>> start

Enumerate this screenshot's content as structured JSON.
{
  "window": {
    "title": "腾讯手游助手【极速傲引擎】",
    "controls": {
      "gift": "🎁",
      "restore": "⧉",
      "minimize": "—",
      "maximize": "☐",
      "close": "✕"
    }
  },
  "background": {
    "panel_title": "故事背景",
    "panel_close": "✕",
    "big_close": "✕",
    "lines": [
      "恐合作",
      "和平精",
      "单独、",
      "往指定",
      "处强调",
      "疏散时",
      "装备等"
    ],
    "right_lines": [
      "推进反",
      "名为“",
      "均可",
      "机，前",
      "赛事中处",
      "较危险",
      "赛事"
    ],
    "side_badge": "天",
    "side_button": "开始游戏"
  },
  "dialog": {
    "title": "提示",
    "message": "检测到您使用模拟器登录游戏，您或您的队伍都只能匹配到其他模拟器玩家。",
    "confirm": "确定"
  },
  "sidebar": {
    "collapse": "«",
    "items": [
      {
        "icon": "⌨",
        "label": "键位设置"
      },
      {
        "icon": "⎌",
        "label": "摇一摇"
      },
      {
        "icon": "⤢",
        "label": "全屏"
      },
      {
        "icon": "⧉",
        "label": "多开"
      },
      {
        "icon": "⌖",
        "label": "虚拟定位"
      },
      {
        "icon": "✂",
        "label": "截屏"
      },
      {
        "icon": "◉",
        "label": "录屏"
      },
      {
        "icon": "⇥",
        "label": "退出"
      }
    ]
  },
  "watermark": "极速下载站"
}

>> end

To be done: Repeat the records above exactly, leaving none out.

Answer for the task:
Enumerate this screenshot's content as structured JSON.
{
  "window": {
    "title": "腾讯手游助手【极速傲引擎】",
    "controls": {
      "gift": "🎁",
      "restore": "⧉",
      "minimize": "—",
      "maximize": "☐",
      "close": "✕"
    }
  },
  "background": {
    "panel_title": "故事背景",
    "panel_close": "✕",
    "big_close": "✕",
    "lines": [
      "恐合作",
      "和平精",
      "单独、",
      "往指定",
      "处强调",
      "疏散时",
      "装备等"
    ],
    "right_lines": [
      "推进反",
      "名为“",
      "均可",
      "机，前",
      "赛事中处",
      "较危险",
      "赛事"
    ],
    "side_badge": "天",
    "side_button": "开始游戏"
  },
  "dialog": {
    "title": "提示",
    "message": "检测到您使用模拟器登录游戏，您或您的队伍都只能匹配到其他模拟器玩家。",
    "confirm": "确定"
  },
  "sidebar": {
    "collapse": "«",
    "items": [
      {
        "icon": "⌨",
        "label": "键位设置"
      },
      {
        "icon": "⎌",
        "label": "摇一摇"
      },
      {
        "icon": "⤢",
        "label": "全屏"
      },
      {
        "icon": "⧉",
        "label": "多开"
      },
      {
        "icon": "⌖",
        "label": "虚拟定位"
      },
      {
        "icon": "✂",
        "label": "截屏"
      },
      {
        "icon": "◉",
        "label": "录屏"
      },
      {
        "icon": "⇥",
        "label": "退出"
      }
    ]
  },
  "watermark": "极速下载站"
}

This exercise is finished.